What is required. Reproduce the entries below in full, word for word.

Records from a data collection
============
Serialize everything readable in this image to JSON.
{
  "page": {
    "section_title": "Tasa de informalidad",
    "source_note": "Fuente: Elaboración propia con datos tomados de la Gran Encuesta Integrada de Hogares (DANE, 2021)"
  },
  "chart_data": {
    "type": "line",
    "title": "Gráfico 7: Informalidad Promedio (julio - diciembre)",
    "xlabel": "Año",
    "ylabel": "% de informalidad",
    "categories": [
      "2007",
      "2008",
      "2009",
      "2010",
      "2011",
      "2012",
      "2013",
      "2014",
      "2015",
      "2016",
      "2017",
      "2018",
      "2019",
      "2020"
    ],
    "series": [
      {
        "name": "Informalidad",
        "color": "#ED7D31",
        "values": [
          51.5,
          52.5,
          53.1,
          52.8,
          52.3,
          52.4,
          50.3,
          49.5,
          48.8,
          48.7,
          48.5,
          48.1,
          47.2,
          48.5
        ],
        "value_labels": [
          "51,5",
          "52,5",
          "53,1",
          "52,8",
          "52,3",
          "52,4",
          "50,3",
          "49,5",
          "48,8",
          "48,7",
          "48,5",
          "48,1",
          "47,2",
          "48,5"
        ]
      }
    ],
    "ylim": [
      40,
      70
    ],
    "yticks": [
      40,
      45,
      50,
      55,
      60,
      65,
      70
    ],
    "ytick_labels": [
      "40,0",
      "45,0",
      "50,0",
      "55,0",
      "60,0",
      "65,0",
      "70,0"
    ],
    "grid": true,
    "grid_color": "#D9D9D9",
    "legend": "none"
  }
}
============
Response.
Serialize everything readable in this image to JSON.
{
  "page": {
    "section_title": "Tasa de informalidad",
    "source_note": "Fuente: Elaboración propia con datos tomados de la Gran Encuesta Integrada de Hogares (DANE, 2021)"
  },
  "chart_data": {
    "type": "line",
    "title": "Gráfico 7: Informalidad Promedio (julio - diciembre)",
    "xlabel": "Año",
    "ylabel": "% de informalidad",
    "categories": [
      "2007",
      "2008",
      "2009",
      "2010",
      "2011",
      "2012",
      "2013",
      "2014",
      "2015",
      "2016",
      "2017",
      "2018",
      "2019",
      "2020"
    ],
    "series": [
      {
        "name": "Informalidad",
        "color": "#ED7D31",
        "values": [
          51.5,
          52.5,
          53.1,
          52.8,
          52.3,
          52.4,
          50.3,
          49.5,
          48.8,
          48.7,
          48.5,
          48.1,
          47.2,
          48.5
        ],
        "value_labels": [
          "51,5",
          "52,5",
          "53,1",
          "52,8",
          "52,3",
          "52,4",
          "50,3",
          "49,5",
          "48,8",
          "48,7",
          "48,5",
          "48,1",
          "47,2",
          "48,5"
        ]
      }
    ],
    "ylim": [
      40,
      70
    ],
    "yticks": [
      40,
      45,
      50,
      55,
      60,
      65,
      70
    ],
    "ytick_labels": [
      "40,0",
      "45,0",
      "50,0",
      "55,0",
      "60,0",
      "65,0",
      "70,0"
    ],
    "grid": true,
    "grid_color": "#D9D9D9",
    "legend": "none"
  }
}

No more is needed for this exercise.